** Start of RECORDS FOR THE TASK **
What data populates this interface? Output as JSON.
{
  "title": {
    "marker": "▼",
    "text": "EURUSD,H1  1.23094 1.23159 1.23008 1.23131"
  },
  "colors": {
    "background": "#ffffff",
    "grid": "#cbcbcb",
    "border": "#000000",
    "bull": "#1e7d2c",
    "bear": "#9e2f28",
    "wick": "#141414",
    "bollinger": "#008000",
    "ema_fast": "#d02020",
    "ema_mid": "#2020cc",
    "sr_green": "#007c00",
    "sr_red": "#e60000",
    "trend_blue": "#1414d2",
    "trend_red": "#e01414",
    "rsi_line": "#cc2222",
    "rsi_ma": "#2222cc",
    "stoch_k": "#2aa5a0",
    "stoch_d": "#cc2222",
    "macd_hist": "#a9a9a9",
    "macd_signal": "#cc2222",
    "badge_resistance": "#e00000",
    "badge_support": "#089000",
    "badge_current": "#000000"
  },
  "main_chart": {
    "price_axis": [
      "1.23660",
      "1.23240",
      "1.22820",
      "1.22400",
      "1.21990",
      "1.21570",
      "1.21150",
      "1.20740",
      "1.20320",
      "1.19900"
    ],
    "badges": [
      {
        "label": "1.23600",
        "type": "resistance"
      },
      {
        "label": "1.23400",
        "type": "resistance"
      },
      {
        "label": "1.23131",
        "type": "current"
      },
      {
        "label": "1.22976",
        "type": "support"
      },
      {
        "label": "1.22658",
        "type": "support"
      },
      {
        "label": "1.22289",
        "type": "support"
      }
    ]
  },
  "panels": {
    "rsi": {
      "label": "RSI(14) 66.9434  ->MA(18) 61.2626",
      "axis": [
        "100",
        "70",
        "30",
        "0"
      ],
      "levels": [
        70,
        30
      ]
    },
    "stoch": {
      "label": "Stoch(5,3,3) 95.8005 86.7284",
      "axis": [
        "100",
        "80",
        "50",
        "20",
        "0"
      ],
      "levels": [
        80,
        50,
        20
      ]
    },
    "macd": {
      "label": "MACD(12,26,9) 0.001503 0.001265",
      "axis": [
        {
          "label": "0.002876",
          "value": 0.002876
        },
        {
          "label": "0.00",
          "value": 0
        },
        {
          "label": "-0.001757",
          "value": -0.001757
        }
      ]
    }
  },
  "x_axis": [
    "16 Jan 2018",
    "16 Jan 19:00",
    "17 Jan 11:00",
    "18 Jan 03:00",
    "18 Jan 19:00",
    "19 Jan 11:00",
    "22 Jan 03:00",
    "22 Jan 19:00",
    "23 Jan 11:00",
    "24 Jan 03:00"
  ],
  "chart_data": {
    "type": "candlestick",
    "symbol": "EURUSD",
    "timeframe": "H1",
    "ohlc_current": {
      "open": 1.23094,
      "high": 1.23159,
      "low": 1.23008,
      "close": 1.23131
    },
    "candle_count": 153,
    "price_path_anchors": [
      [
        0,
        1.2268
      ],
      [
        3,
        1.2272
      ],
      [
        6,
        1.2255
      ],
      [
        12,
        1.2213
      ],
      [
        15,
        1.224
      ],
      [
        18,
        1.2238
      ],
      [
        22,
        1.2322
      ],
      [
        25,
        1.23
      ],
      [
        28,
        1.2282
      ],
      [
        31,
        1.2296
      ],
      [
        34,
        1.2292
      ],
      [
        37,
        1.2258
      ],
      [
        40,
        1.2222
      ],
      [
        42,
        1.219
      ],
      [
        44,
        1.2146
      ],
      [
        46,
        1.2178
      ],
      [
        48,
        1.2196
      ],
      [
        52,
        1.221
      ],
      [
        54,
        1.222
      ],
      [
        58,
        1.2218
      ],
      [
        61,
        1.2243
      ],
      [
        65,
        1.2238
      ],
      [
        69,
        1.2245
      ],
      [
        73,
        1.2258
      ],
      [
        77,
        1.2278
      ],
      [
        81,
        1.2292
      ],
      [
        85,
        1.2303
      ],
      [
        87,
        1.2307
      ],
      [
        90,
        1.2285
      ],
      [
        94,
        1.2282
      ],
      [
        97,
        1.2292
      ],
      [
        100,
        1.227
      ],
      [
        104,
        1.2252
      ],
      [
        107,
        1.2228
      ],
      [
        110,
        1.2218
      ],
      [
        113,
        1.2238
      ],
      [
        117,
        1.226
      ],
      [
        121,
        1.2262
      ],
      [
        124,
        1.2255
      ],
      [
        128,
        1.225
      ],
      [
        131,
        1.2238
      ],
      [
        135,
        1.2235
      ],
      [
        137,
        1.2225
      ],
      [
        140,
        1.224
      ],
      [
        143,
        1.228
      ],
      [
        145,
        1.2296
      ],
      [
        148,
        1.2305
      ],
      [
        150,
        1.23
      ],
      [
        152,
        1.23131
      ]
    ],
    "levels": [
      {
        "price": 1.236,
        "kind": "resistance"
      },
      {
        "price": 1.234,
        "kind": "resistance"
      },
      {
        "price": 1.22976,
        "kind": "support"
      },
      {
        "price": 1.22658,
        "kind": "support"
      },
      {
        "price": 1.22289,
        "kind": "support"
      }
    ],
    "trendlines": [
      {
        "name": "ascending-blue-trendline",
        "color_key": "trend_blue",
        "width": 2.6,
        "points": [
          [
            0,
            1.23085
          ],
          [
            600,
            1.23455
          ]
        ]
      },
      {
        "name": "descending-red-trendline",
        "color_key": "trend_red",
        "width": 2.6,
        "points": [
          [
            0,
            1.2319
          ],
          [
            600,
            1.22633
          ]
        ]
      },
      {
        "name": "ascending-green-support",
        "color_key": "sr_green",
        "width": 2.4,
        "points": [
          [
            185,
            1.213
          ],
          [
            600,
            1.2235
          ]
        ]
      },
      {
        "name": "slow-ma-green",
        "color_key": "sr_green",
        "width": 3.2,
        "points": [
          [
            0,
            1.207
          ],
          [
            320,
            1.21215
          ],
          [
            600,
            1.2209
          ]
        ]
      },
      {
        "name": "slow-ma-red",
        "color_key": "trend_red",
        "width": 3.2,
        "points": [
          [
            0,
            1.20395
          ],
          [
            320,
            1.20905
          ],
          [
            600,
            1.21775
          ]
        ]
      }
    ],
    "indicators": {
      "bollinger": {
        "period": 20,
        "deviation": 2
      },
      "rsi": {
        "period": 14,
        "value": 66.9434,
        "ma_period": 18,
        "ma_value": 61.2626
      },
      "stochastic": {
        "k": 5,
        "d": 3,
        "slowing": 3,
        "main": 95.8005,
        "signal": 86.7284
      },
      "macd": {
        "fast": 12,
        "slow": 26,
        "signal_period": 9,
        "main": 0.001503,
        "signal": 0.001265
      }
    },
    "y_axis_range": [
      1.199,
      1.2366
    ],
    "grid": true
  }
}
** End of RECORDS FOR THE TASK **
▶ **EXERCISE AIM**:
Exactly reproduce the material above.

▶ **RESULT OF THE EXERCISE**:
What data populates this interface? Output as JSON.
{
  "title": {
    "marker": "▼",
    "text": "EURUSD,H1  1.23094 1.23159 1.23008 1.23131"
  },
  "colors": {
    "background": "#ffffff",
    "grid": "#cbcbcb",
    "border": "#000000",
    "bull": "#1e7d2c",
    "bear": "#9e2f28",
    "wick": "#141414",
    "bollinger": "#008000",
    "ema_fast": "#d02020",
    "ema_mid": "#2020cc",
    "sr_green": "#007c00",
    "sr_red": "#e60000",
    "trend_blue": "#1414d2",
    "trend_red": "#e01414",
    "rsi_line": "#cc2222",
    "rsi_ma": "#2222cc",
    "stoch_k": "#2aa5a0",
    "stoch_d": "#cc2222",
    "macd_hist": "#a9a9a9",
    "macd_signal": "#cc2222",
    "badge_resistance": "#e00000",
    "badge_support": "#089000",
    "badge_current": "#000000"
  },
  "main_chart": {
    "price_axis": [
      "1.23660",
      "1.23240",
      "1.22820",
      "1.22400",
      "1.21990",
      "1.21570",
      "1.21150",
      "1.20740",
      "1.20320",
      "1.19900"
    ],
    "badges": [
      {
        "label": "1.23600",
        "type": "resistance"
      },
      {
        "label": "1.23400",
        "type": "resistance"
      },
      {
        "label": "1.23131",
        "type": "current"
      },
      {
        "label": "1.22976",
        "type": "support"
      },
      {
        "label": "1.22658",
        "type": "support"
      },
      {
        "label": "1.22289",
        "type": "support"
      }
    ]
  },
  "panels": {
    "rsi": {
      "label": "RSI(14) 66.9434  ->MA(18) 61.2626",
      "axis": [
        "100",
        "70",
        "30",
        "0"
      ],
      "levels": [
        70,
        30
      ]
    },
    "stoch": {
      "label": "Stoch(5,3,3) 95.8005 86.7284",
      "axis": [
        "100",
        "80",
        "50",
        "20",
        "0"
      ],
      "levels": [
        80,
        50,
        20
      ]
    },
    "macd": {
      "label": "MACD(12,26,9) 0.001503 0.001265",
      "axis": [
        {
          "label": "0.002876",
          "value": 0.002876
        },
        {
          "label": "0.00",
          "value": 0
        },
        {
          "label": "-0.001757",
          "value": -0.001757
        }
      ]
    }
  },
  "x_axis": [
    "16 Jan 2018",
    "16 Jan 19:00",
    "17 Jan 11:00",
    "18 Jan 03:00",
    "18 Jan 19:00",
    "19 Jan 11:00",
    "22 Jan 03:00",
    "22 Jan 19:00",
    "23 Jan 11:00",
    "24 Jan 03:00"
  ],
  "chart_data": {
    "type": "candlestick",
    "symbol": "EURUSD",
    "timeframe": "H1",
    "ohlc_current": {
      "open": 1.23094,
      "high": 1.23159,
      "low": 1.23008,
      "close": 1.23131
    },
    "candle_count": 153,
    "price_path_anchors": [
      [
        0,
        1.2268
      ],
      [
        3,
        1.2272
      ],
      [
        6,
        1.2255
      ],
      [
        12,
        1.2213
      ],
      [
        15,
        1.224
      ],
      [
        18,
        1.2238
      ],
      [
        22,
        1.2322
      ],
      [
        25,
        1.23
      ],
      [
        28,
        1.2282
      ],
      [
        31,
        1.2296
      ],
      [
        34,
        1.2292
      ],
      [
        37,
        1.2258
      ],
      [
        40,
        1.2222
      ],
      [
        42,
        1.219
      ],
      [
        44,
        1.2146
      ],
      [
        46,
        1.2178
      ],
      [
        48,
        1.2196
      ],
      [
        52,
        1.221
      ],
      [
        54,
        1.222
      ],
      [
        58,
        1.2218
      ],
      [
        61,
        1.2243
      ],
      [
        65,
        1.2238
      ],
      [
        69,
        1.2245
      ],
      [
        73,
        1.2258
      ],
      [
        77,
        1.2278
      ],
      [
        81,
        1.2292
      ],
      [
        85,
        1.2303
      ],
      [
        87,
        1.2307
      ],
      [
        90,
        1.2285
      ],
      [
        94,
        1.2282
      ],
      [
        97,
        1.2292
      ],
      [
        100,
        1.227
      ],
      [
        104,
        1.2252
      ],
      [
        107,
        1.2228
      ],
      [
        110,
        1.2218
      ],
      [
        113,
        1.2238
      ],
      [
        117,
        1.226
      ],
      [
        121,
        1.2262
      ],
      [
        124,
        1.2255
      ],
      [
        128,
        1.225
      ],
      [
        131,
        1.2238
      ],
      [
        135,
        1.2235
      ],
      [
        137,
        1.2225
      ],
      [
        140,
        1.224
      ],
      [
        143,
        1.228
      ],
      [
        145,
        1.2296
      ],
      [
        148,
        1.2305
      ],
      [
        150,
        1.23
      ],
      [
        152,
        1.23131
      ]
    ],
    "levels": [
      {
        "price": 1.236,
        "kind": "resistance"
      },
      {
        "price": 1.234,
        "kind": "resistance"
      },
      {
        "price": 1.22976,
        "kind": "support"
      },
      {
        "price": 1.22658,
        "kind": "support"
      },
      {
        "price": 1.22289,
        "kind": "support"
      }
    ],
    "trendlines": [
      {
        "name": "ascending-blue-trendline",
        "color_key": "trend_blue",
        "width": 2.6,
        "points": [
          [
            0,
            1.23085
          ],
          [
            600,
            1.23455
          ]
        ]
      },
      {
        "name": "descending-red-trendline",
        "color_key": "trend_red",
        "width": 2.6,
        "points": [
          [
            0,
            1.2319
          ],
          [
            600,
            1.22633
          ]
        ]
      },
      {
        "name": "ascending-green-support",
        "color_key": "sr_green",
        "width": 2.4,
        "points": [
          [
            185,
            1.213
          ],
          [
            600,
            1.2235
          ]
        ]
      },
      {
        "name": "slow-ma-green",
        "color_key": "sr_green",
        "width": 3.2,
        "points": [
          [
            0,
            1.207
          ],
          [
            320,
            1.21215
          ],
          [
            600,
            1.2209
          ]
        ]
      },
      {
        "name": "slow-ma-red",
        "color_key": "trend_red",
        "width": 3.2,
        "points": [
          [
            0,
            1.20395
          ],
          [
            320,
            1.20905
          ],
          [
            600,
            1.21775
          ]
        ]
      }
    ],
    "indicators": {
      "bollinger": {
        "period": 20,
        "deviation": 2
      },
      "rsi": {
        "period": 14,
        "value": 66.9434,
        "ma_period": 18,
        "ma_value": 61.2626
      },
      "stochastic": {
        "k": 5,
        "d": 3,
        "slowing": 3,
        "main": 95.8005,
        "signal": 86.7284
      },
      "macd": {
        "fast": 12,
        "slow": 26,
        "signal_period": 9,
        "main": 0.001503,
        "signal": 0.001265
      }
    },
    "y_axis_range": [
      1.199,
      1.2366
    ],
    "grid": true
  }
}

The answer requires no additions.